[DATA TO USE]
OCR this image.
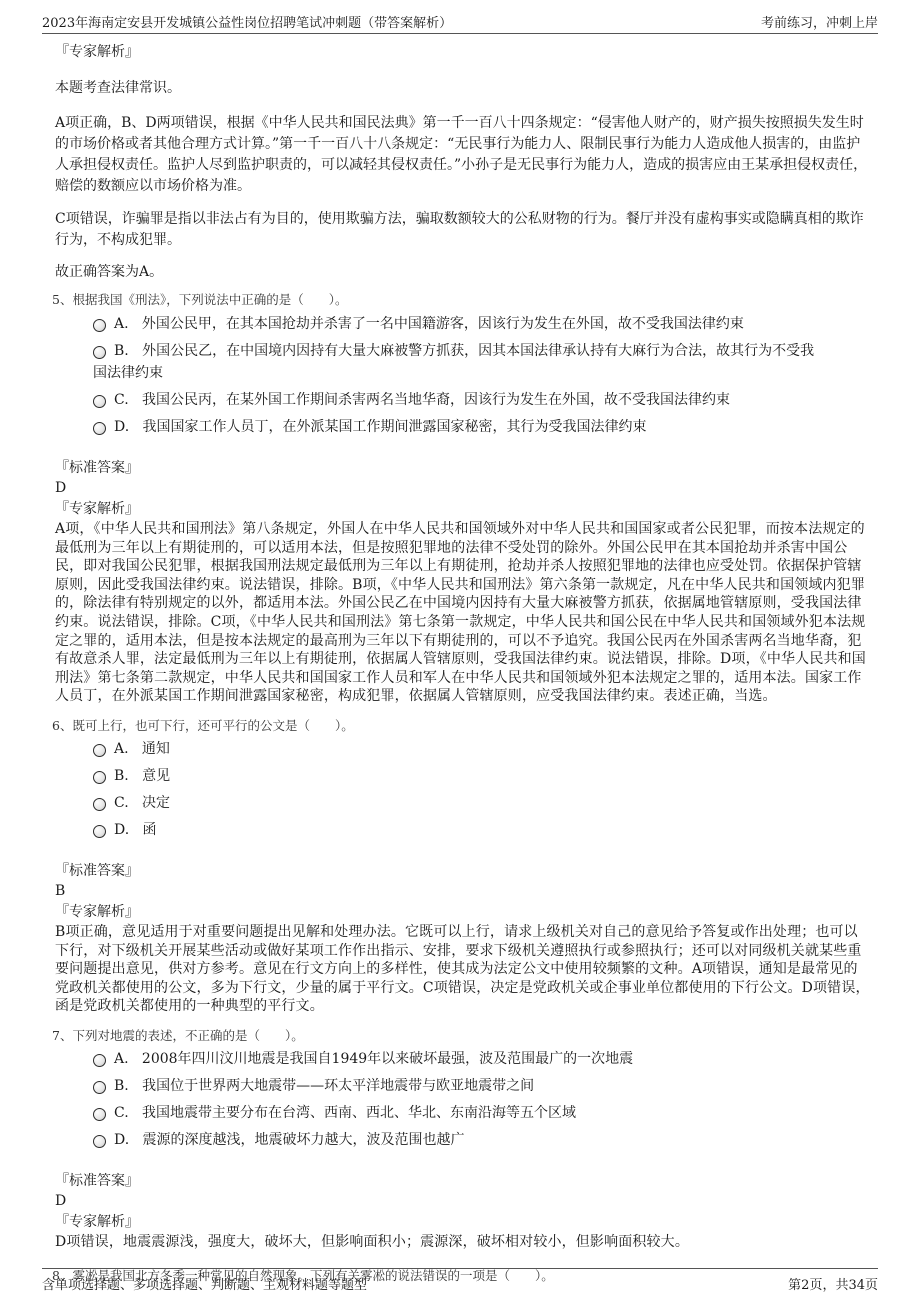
2023年海南定安县开发城镇公益性岗位招聘笔试冲刺题（带答案解析）	考前练习，冲刺上岸
『专家解析』
本题考查法律常识。
A项正确，B、D两项错误，根据《中华人民共和国民法典》第一千一百八十四条规定：“侵害他人财产的，财产损失按照损失发生时的市场价格或者其他合理方式计算。”第一千一百八十八条规定：“无民事行为能力人、限制民事行为能力人造成他人损害的，由监护人承担侵权责任。监护人尽到监护职责的，可以减轻其侵权责任。”小孙子是无民事行为能力人，造成的损害应由王某承担侵权责任，赔偿的数额应以市场价格为准。
C项错误，诈骗罪是指以非法占有为目的，使用欺骗方法，骗取数额较大的公私财物的行为。餐厅并没有虚构事实或隐瞒真相的欺诈行为，不构成犯罪。
故正确答案为A。
5、根据我国《刑法》，下列说法中正确的是（　　）。
A. 外国公民甲，在其本国抢劫并杀害了一名中国籍游客，因该行为发生在外国，故不受我国法律约束
B. 外国公民乙，在中国境内因持有大量大麻被警方抓获，因其本国法律承认持有大麻行为合法，故其行为不受我
国法律约束
C. 我国公民丙，在某外国工作期间杀害两名当地华裔，因该行为发生在外国，故不受我国法律约束
D. 我国国家工作人员丁，在外派某国工作期间泄露国家秘密，其行为受我国法律约束
『标准答案』
D
『专家解析』
A项，《中华人民共和国刑法》第八条规定，外国人在中华人民共和国领域外对中华人民共和国国家或者公民犯罪，而按本法规定的最低刑为三年以上有期徒刑的，可以适用本法，但是按照犯罪地的法律不受处罚的除外。外国公民甲在其本国抢劫并杀害中国公民，即对我国公民犯罪，根据我国刑法规定最低刑为三年以上有期徒刑，抢劫并杀人按照犯罪地的法律也应受处罚。依据保护管辖原则，因此受我国法律约束。说法错误，排除。B项，《中华人民共和国刑法》第六条第一款规定，凡在中华人民共和国领域内犯罪的，除法律有特别规定的以外，都适用本法。外国公民乙在中国境内因持有大量大麻被警方抓获，依据属地管辖原则，受我国法律约束。说法错误，排除。C项，《中华人民共和国刑法》第七条第一款规定，中华人民共和国公民在中华人民共和国领域外犯本法规定之罪的，适用本法，但是按本法规定的最高刑为三年以下有期徒刑的，可以不予追究。我国公民丙在外国杀害两名当地华裔，犯有故意杀人罪，法定最低刑为三年以上有期徒刑，依据属人管辖原则，受我国法律约束。说法错误，排除。D项，《中华人民共和国刑法》第七条第二款规定，中华人民共和国国家工作人员和军人在中华人民共和国领域外犯本法规定之罪的，适用本法。国家工作人员丁，在外派某国工作期间泄露国家秘密，构成犯罪，依据属人管辖原则，应受我国法律约束。表述正确，当选。
6、既可上行，也可下行，还可平行的公文是（　　）。
A. 通知
B. 意见
C. 决定
D. 函
『标准答案』
B
『专家解析』
B项正确，意见适用于对重要问题提出见解和处理办法。它既可以上行，请求上级机关对自己的意见给予答复或作出处理；也可以下行，对下级机关开展某些活动或做好某项工作作出指示、安排，要求下级机关遵照执行或参照执行；还可以对同级机关就某些重要问题提出意见，供对方参考。意见在行文方向上的多样性，使其成为法定公文中使用较频繁的文种。A项错误，通知是最常见的党政机关都使用的公文，多为下行文，少量的属于平行文。C项错误，决定是党政机关或企事业单位都使用的下行公文。D项错误，函是党政机关都使用的一种典型的平行文。
7、下列对地震的表述，不正确的是（　　）。
A. 2008年四川汶川地震是我国自1949年以来破坏最强，波及范围最广的一次地震
B. 我国位于世界两大地震带——环太平洋地震带与欧亚地震带之间
C. 我国地震带主要分布在台湾、西南、西北、华北、东南沿海等五个区域
D. 震源的深度越浅，地震破坏力越大，波及范围也越广
『标准答案』
D
『专家解析』
D项错误，地震震源浅，强度大，破坏大，但影响面积小；震源深，破坏相对较小，但影响面积较大。
8、雾凇是我国北方冬季一种常见的自然现象。下列有关雾凇的说法错误的一项是（　　）。
含单项选择题、多项选择题、判断题、主观材料题等题型	第2页，共34页
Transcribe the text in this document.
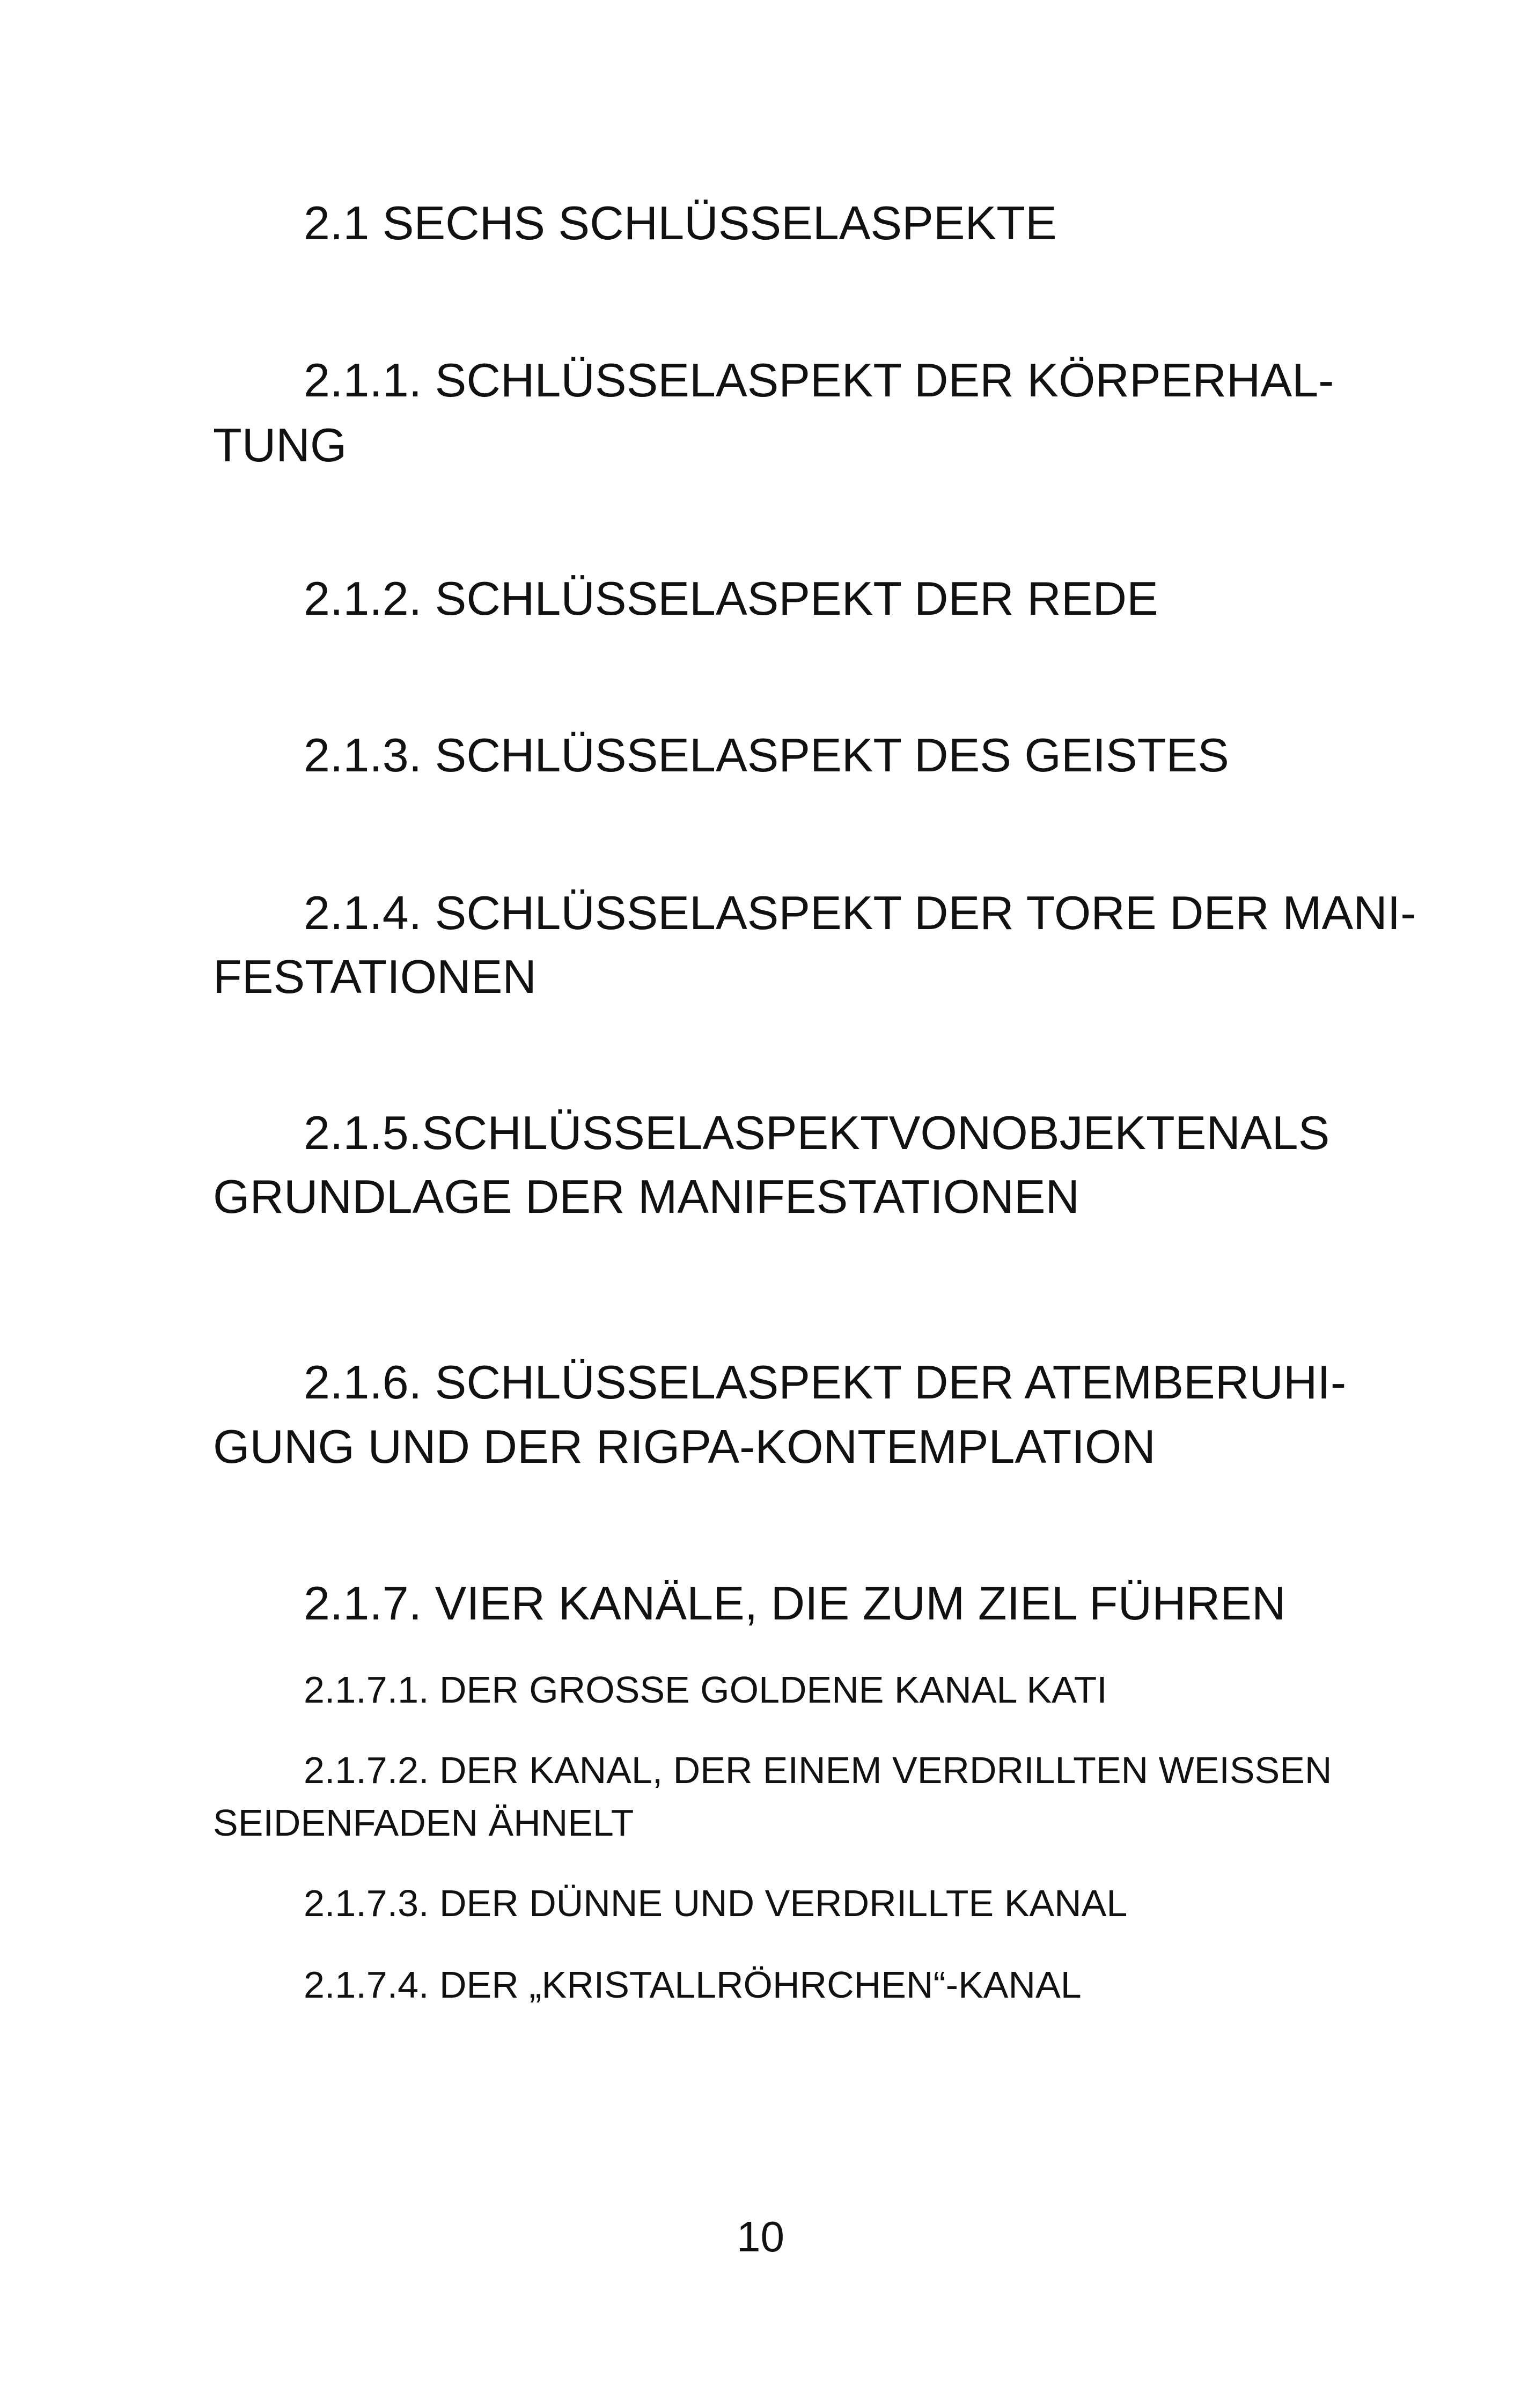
2.1 SECHS SCHLÜSSELASPEKTE
2.1.1. SCHLÜSSELASPEKT DER KÖRPERHAL-
TUNG
2.1.2. SCHLÜSSELASPEKT DER REDE
2.1.3. SCHLÜSSELASPEKT DES GEISTES
2.1.4. SCHLÜSSELASPEKT DER TORE DER MANI-
FESTATIONEN
2.1.5. SCHLÜSSELASPEKT VON OBJEKTEN ALS
GRUNDLAGE DER MANIFESTATIONEN
2.1.6. SCHLÜSSELASPEKT DER ATEMBERUHI-
GUNG UND DER RIGPA-KONTEMPLATION
2.1.7. VIER KANÄLE, DIE ZUM ZIEL FÜHREN
2.1.7.1. DER GROSSE GOLDENE KANAL KATI
2.1.7.2. DER KANAL, DER EINEM VERDRILLTEN WEISSEN
SEIDENFADEN ÄHNELT
2.1.7.3. DER DÜNNE UND VERDRILLTE KANAL
2.1.7.4. DER „KRISTALLRÖHRCHEN“-KANAL
10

[OBJECTIVE] Transcribe each entry precisely as given, leaving the pictures out.

[THE RESULT]
OCR this image.
2023年海南定安县开发城镇公益性岗位招聘笔试冲刺题（带答案解析）	考前练习，冲刺上岸
『专家解析』
本题考查法律常识。
A项正确，B、D两项错误，根据《中华人民共和国民法典》第一千一百八十四条规定：“侵害他人财产的，财产损失按照损失发生时的市场价格或者其他合理方式计算。”第一千一百八十八条规定：“无民事行为能力人、限制民事行为能力人造成他人损害的，由监护人承担侵权责任。监护人尽到监护职责的，可以减轻其侵权责任。”小孙子是无民事行为能力人，造成的损害应由王某承担侵权责任，赔偿的数额应以市场价格为准。
C项错误，诈骗罪是指以非法占有为目的，使用欺骗方法，骗取数额较大的公私财物的行为。餐厅并没有虚构事实或隐瞒真相的欺诈行为，不构成犯罪。
故正确答案为A。
5、根据我国《刑法》，下列说法中正确的是（　　）。
A. 外国公民甲，在其本国抢劫并杀害了一名中国籍游客，因该行为发生在外国，故不受我国法律约束
B. 外国公民乙，在中国境内因持有大量大麻被警方抓获，因其本国法律承认持有大麻行为合法，故其行为不受我
国法律约束
C. 我国公民丙，在某外国工作期间杀害两名当地华裔，因该行为发生在外国，故不受我国法律约束
D. 我国国家工作人员丁，在外派某国工作期间泄露国家秘密，其行为受我国法律约束
『标准答案』
D
『专家解析』
A项，《中华人民共和国刑法》第八条规定，外国人在中华人民共和国领域外对中华人民共和国国家或者公民犯罪，而按本法规定的最低刑为三年以上有期徒刑的，可以适用本法，但是按照犯罪地的法律不受处罚的除外。外国公民甲在其本国抢劫并杀害中国公民，即对我国公民犯罪，根据我国刑法规定最低刑为三年以上有期徒刑，抢劫并杀人按照犯罪地的法律也应受处罚。依据保护管辖原则，因此受我国法律约束。说法错误，排除。B项，《中华人民共和国刑法》第六条第一款规定，凡在中华人民共和国领域内犯罪的，除法律有特别规定的以外，都适用本法。外国公民乙在中国境内因持有大量大麻被警方抓获，依据属地管辖原则，受我国法律约束。说法错误，排除。C项，《中华人民共和国刑法》第七条第一款规定，中华人民共和国公民在中华人民共和国领域外犯本法规定之罪的，适用本法，但是按本法规定的最高刑为三年以下有期徒刑的，可以不予追究。我国公民丙在外国杀害两名当地华裔，犯有故意杀人罪，法定最低刑为三年以上有期徒刑，依据属人管辖原则，受我国法律约束。说法错误，排除。D项，《中华人民共和国刑法》第七条第二款规定，中华人民共和国国家工作人员和军人在中华人民共和国领域外犯本法规定之罪的，适用本法。国家工作人员丁，在外派某国工作期间泄露国家秘密，构成犯罪，依据属人管辖原则，应受我国法律约束。表述正确，当选。
6、既可上行，也可下行，还可平行的公文是（　　）。
A. 通知
B. 意见
C. 决定
D. 函
『标准答案』
B
『专家解析』
B项正确，意见适用于对重要问题提出见解和处理办法。它既可以上行，请求上级机关对自己的意见给予答复或作出处理；也可以下行，对下级机关开展某些活动或做好某项工作作出指示、安排，要求下级机关遵照执行或参照执行；还可以对同级机关就某些重要问题提出意见，供对方参考。意见在行文方向上的多样性，使其成为法定公文中使用较频繁的文种。A项错误，通知是最常见的党政机关都使用的公文，多为下行文，少量的属于平行文。C项错误，决定是党政机关或企事业单位都使用的下行公文。D项错误，函是党政机关都使用的一种典型的平行文。
7、下列对地震的表述，不正确的是（　　）。
A. 2008年四川汶川地震是我国自1949年以来破坏最强，波及范围最广的一次地震
B. 我国位于世界两大地震带——环太平洋地震带与欧亚地震带之间
C. 我国地震带主要分布在台湾、西南、西北、华北、东南沿海等五个区域
D. 震源的深度越浅，地震破坏力越大，波及范围也越广
『标准答案』
D
『专家解析』
D项错误，地震震源浅，强度大，破坏大，但影响面积小；震源深，破坏相对较小，但影响面积较大。
8、雾凇是我国北方冬季一种常见的自然现象。下列有关雾凇的说法错误的一项是（　　）。
含单项选择题、多项选择题、判断题、主观材料题等题型	第2页，共34页
Transcribe the text in this document.
2.1 SECHS SCHLÜSSELASPEKTE
2.1.1. SCHLÜSSELASPEKT DER KÖRPERHAL-
TUNG
2.1.2. SCHLÜSSELASPEKT DER REDE
2.1.3. SCHLÜSSELASPEKT DES GEISTES
2.1.4. SCHLÜSSELASPEKT DER TORE DER MANI-
FESTATIONEN
2.1.5. SCHLÜSSELASPEKT VON OBJEKTEN ALS
GRUNDLAGE DER MANIFESTATIONEN
2.1.6. SCHLÜSSELASPEKT DER ATEMBERUHI-
GUNG UND DER RIGPA-KONTEMPLATION
2.1.7. VIER KANÄLE, DIE ZUM ZIEL FÜHREN
2.1.7.1. DER GROSSE GOLDENE KANAL KATI
2.1.7.2. DER KANAL, DER EINEM VERDRILLTEN WEISSEN
SEIDENFADEN ÄHNELT
2.1.7.3. DER DÜNNE UND VERDRILLTE KANAL
2.1.7.4. DER „KRISTALLRÖHRCHEN“-KANAL
10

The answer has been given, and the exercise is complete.